(To be done)
From the records, pick out and copy each line containing "more".

::::::::

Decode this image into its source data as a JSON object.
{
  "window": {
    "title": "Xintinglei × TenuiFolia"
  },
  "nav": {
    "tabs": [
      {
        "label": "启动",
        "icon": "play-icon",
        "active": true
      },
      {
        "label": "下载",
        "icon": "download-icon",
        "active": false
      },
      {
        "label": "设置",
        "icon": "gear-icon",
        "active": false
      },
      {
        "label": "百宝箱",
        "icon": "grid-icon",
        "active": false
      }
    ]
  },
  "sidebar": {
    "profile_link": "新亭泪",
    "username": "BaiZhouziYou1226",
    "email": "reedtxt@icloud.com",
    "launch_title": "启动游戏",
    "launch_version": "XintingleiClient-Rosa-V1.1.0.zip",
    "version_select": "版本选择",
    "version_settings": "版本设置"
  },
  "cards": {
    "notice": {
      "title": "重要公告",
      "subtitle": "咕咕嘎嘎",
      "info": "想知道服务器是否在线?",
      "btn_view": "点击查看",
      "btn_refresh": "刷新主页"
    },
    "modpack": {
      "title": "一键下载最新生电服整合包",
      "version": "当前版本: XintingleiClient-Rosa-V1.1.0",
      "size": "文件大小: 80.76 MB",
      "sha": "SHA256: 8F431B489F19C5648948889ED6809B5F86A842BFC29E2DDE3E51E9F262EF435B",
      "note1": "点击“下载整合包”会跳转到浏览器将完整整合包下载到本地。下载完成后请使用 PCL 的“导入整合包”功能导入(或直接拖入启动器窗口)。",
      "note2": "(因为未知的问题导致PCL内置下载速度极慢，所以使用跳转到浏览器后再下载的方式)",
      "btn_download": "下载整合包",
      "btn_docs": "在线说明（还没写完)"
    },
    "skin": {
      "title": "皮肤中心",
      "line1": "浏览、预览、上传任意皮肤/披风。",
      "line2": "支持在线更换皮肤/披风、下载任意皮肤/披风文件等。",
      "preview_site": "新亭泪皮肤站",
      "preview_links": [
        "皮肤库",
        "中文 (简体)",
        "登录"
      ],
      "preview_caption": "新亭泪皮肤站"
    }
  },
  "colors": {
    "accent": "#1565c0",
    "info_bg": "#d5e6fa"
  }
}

::::::::

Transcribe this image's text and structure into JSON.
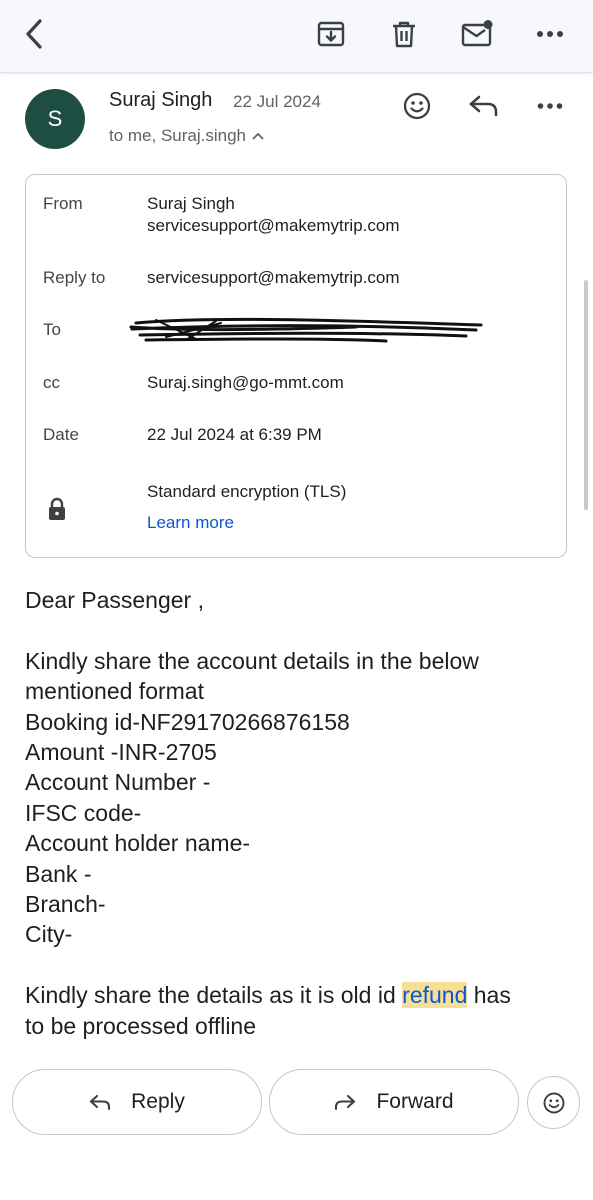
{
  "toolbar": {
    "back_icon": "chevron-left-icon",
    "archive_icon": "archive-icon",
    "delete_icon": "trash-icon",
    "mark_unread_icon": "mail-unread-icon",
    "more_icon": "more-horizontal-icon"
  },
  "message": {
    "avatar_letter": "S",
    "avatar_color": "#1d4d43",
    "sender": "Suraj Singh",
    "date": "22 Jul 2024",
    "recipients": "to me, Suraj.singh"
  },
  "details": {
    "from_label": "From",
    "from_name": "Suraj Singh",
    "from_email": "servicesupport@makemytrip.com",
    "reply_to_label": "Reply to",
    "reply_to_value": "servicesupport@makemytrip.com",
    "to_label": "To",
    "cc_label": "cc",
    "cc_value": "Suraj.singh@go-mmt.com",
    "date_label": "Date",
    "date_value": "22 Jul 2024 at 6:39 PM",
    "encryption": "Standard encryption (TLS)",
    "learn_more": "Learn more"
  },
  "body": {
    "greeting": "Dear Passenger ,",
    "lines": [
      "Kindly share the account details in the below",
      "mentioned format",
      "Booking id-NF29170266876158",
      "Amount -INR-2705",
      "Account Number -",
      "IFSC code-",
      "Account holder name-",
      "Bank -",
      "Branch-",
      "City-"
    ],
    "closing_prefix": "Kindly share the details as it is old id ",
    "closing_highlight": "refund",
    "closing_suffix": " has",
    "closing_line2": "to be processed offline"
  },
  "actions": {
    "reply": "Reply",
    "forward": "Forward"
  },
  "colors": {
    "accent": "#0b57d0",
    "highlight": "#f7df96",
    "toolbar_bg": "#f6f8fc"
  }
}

::::::::

(Correct result)
    "more_icon": "more-horizontal-icon"
    "learn_more": "Learn more"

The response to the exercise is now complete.